━━━ Data provided ━━━

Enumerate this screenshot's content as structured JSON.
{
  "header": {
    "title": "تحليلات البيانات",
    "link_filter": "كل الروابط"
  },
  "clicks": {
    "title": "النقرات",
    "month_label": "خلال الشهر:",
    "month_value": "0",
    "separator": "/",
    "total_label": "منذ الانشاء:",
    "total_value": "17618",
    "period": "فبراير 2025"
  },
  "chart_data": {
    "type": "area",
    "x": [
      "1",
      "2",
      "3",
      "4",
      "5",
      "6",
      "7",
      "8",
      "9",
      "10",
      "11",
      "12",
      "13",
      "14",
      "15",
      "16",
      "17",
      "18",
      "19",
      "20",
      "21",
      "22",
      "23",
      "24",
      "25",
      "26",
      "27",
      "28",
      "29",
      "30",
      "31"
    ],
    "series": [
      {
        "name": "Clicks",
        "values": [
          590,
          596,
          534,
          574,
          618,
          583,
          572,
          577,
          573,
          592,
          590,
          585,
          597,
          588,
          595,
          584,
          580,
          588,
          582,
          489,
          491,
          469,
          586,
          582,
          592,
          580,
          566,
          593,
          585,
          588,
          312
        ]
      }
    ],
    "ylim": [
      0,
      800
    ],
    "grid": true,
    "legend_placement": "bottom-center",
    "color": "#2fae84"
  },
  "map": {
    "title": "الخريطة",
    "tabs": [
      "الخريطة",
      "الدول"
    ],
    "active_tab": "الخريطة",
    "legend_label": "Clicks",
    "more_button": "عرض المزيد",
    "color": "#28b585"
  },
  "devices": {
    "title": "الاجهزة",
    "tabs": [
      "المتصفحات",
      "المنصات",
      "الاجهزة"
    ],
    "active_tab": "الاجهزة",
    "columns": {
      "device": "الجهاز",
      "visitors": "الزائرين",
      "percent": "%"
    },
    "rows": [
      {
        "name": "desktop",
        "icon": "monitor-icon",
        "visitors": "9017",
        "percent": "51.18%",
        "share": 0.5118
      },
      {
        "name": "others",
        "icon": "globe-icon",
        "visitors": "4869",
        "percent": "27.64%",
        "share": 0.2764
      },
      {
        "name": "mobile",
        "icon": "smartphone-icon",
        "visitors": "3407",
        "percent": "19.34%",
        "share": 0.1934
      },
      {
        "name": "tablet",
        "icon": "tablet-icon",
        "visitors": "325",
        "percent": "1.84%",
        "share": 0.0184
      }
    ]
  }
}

━━━

Exercise details -> Read the data above and pull out each line that holds the string "percent".

Output for this task ->
      "percent": "%"
        "percent": "51.18%",
        "percent": "27.64%",
        "percent": "19.34%",
        "percent": "1.84%",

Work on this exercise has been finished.